◆ **Exercise details**: Below are some records. Say how many of their lines include the string "this", giving only the number.
_ _ _ _
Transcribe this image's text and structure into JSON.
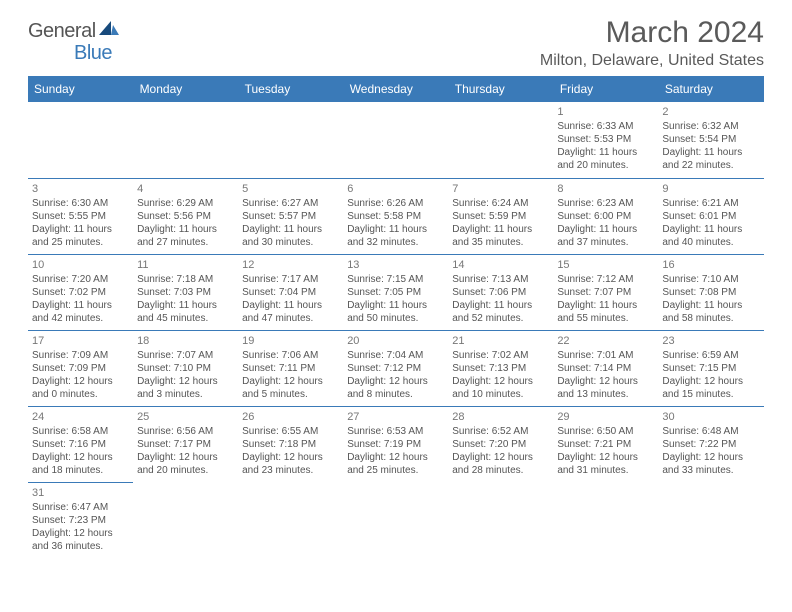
{
  "logo": {
    "text1": "General",
    "text2": "Blue"
  },
  "title": "March 2024",
  "location": "Milton, Delaware, United States",
  "weekdays": [
    "Sunday",
    "Monday",
    "Tuesday",
    "Wednesday",
    "Thursday",
    "Friday",
    "Saturday"
  ],
  "colors": {
    "header_bg": "#3a7ab8",
    "header_fg": "#ffffff",
    "text": "#555555",
    "rule": "#3a7ab8"
  },
  "weeks": [
    [
      null,
      null,
      null,
      null,
      null,
      {
        "n": "1",
        "sr": "6:33 AM",
        "ss": "5:53 PM",
        "dl": "11 hours and 20 minutes."
      },
      {
        "n": "2",
        "sr": "6:32 AM",
        "ss": "5:54 PM",
        "dl": "11 hours and 22 minutes."
      }
    ],
    [
      {
        "n": "3",
        "sr": "6:30 AM",
        "ss": "5:55 PM",
        "dl": "11 hours and 25 minutes."
      },
      {
        "n": "4",
        "sr": "6:29 AM",
        "ss": "5:56 PM",
        "dl": "11 hours and 27 minutes."
      },
      {
        "n": "5",
        "sr": "6:27 AM",
        "ss": "5:57 PM",
        "dl": "11 hours and 30 minutes."
      },
      {
        "n": "6",
        "sr": "6:26 AM",
        "ss": "5:58 PM",
        "dl": "11 hours and 32 minutes."
      },
      {
        "n": "7",
        "sr": "6:24 AM",
        "ss": "5:59 PM",
        "dl": "11 hours and 35 minutes."
      },
      {
        "n": "8",
        "sr": "6:23 AM",
        "ss": "6:00 PM",
        "dl": "11 hours and 37 minutes."
      },
      {
        "n": "9",
        "sr": "6:21 AM",
        "ss": "6:01 PM",
        "dl": "11 hours and 40 minutes."
      }
    ],
    [
      {
        "n": "10",
        "sr": "7:20 AM",
        "ss": "7:02 PM",
        "dl": "11 hours and 42 minutes."
      },
      {
        "n": "11",
        "sr": "7:18 AM",
        "ss": "7:03 PM",
        "dl": "11 hours and 45 minutes."
      },
      {
        "n": "12",
        "sr": "7:17 AM",
        "ss": "7:04 PM",
        "dl": "11 hours and 47 minutes."
      },
      {
        "n": "13",
        "sr": "7:15 AM",
        "ss": "7:05 PM",
        "dl": "11 hours and 50 minutes."
      },
      {
        "n": "14",
        "sr": "7:13 AM",
        "ss": "7:06 PM",
        "dl": "11 hours and 52 minutes."
      },
      {
        "n": "15",
        "sr": "7:12 AM",
        "ss": "7:07 PM",
        "dl": "11 hours and 55 minutes."
      },
      {
        "n": "16",
        "sr": "7:10 AM",
        "ss": "7:08 PM",
        "dl": "11 hours and 58 minutes."
      }
    ],
    [
      {
        "n": "17",
        "sr": "7:09 AM",
        "ss": "7:09 PM",
        "dl": "12 hours and 0 minutes."
      },
      {
        "n": "18",
        "sr": "7:07 AM",
        "ss": "7:10 PM",
        "dl": "12 hours and 3 minutes."
      },
      {
        "n": "19",
        "sr": "7:06 AM",
        "ss": "7:11 PM",
        "dl": "12 hours and 5 minutes."
      },
      {
        "n": "20",
        "sr": "7:04 AM",
        "ss": "7:12 PM",
        "dl": "12 hours and 8 minutes."
      },
      {
        "n": "21",
        "sr": "7:02 AM",
        "ss": "7:13 PM",
        "dl": "12 hours and 10 minutes."
      },
      {
        "n": "22",
        "sr": "7:01 AM",
        "ss": "7:14 PM",
        "dl": "12 hours and 13 minutes."
      },
      {
        "n": "23",
        "sr": "6:59 AM",
        "ss": "7:15 PM",
        "dl": "12 hours and 15 minutes."
      }
    ],
    [
      {
        "n": "24",
        "sr": "6:58 AM",
        "ss": "7:16 PM",
        "dl": "12 hours and 18 minutes."
      },
      {
        "n": "25",
        "sr": "6:56 AM",
        "ss": "7:17 PM",
        "dl": "12 hours and 20 minutes."
      },
      {
        "n": "26",
        "sr": "6:55 AM",
        "ss": "7:18 PM",
        "dl": "12 hours and 23 minutes."
      },
      {
        "n": "27",
        "sr": "6:53 AM",
        "ss": "7:19 PM",
        "dl": "12 hours and 25 minutes."
      },
      {
        "n": "28",
        "sr": "6:52 AM",
        "ss": "7:20 PM",
        "dl": "12 hours and 28 minutes."
      },
      {
        "n": "29",
        "sr": "6:50 AM",
        "ss": "7:21 PM",
        "dl": "12 hours and 31 minutes."
      },
      {
        "n": "30",
        "sr": "6:48 AM",
        "ss": "7:22 PM",
        "dl": "12 hours and 33 minutes."
      }
    ],
    [
      {
        "n": "31",
        "sr": "6:47 AM",
        "ss": "7:23 PM",
        "dl": "12 hours and 36 minutes."
      },
      null,
      null,
      null,
      null,
      null,
      null
    ]
  ],
  "labels": {
    "sunrise": "Sunrise:",
    "sunset": "Sunset:",
    "daylight": "Daylight:"
  }
}
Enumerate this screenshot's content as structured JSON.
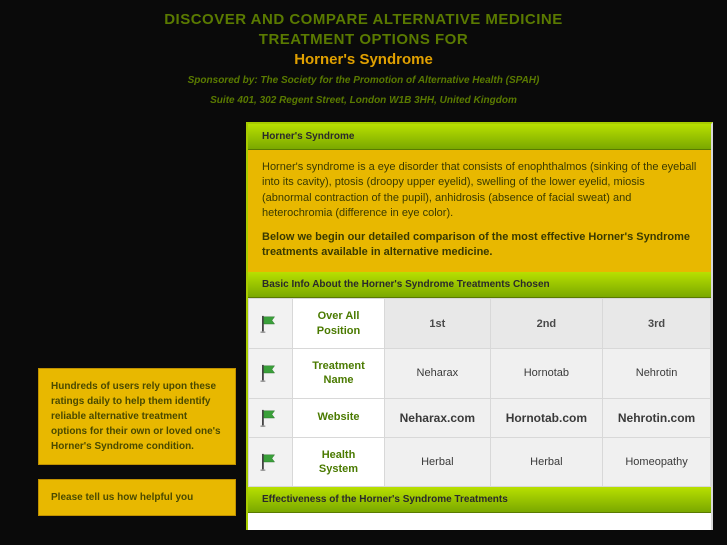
_ _ _ _
◆ **Complete response**: 2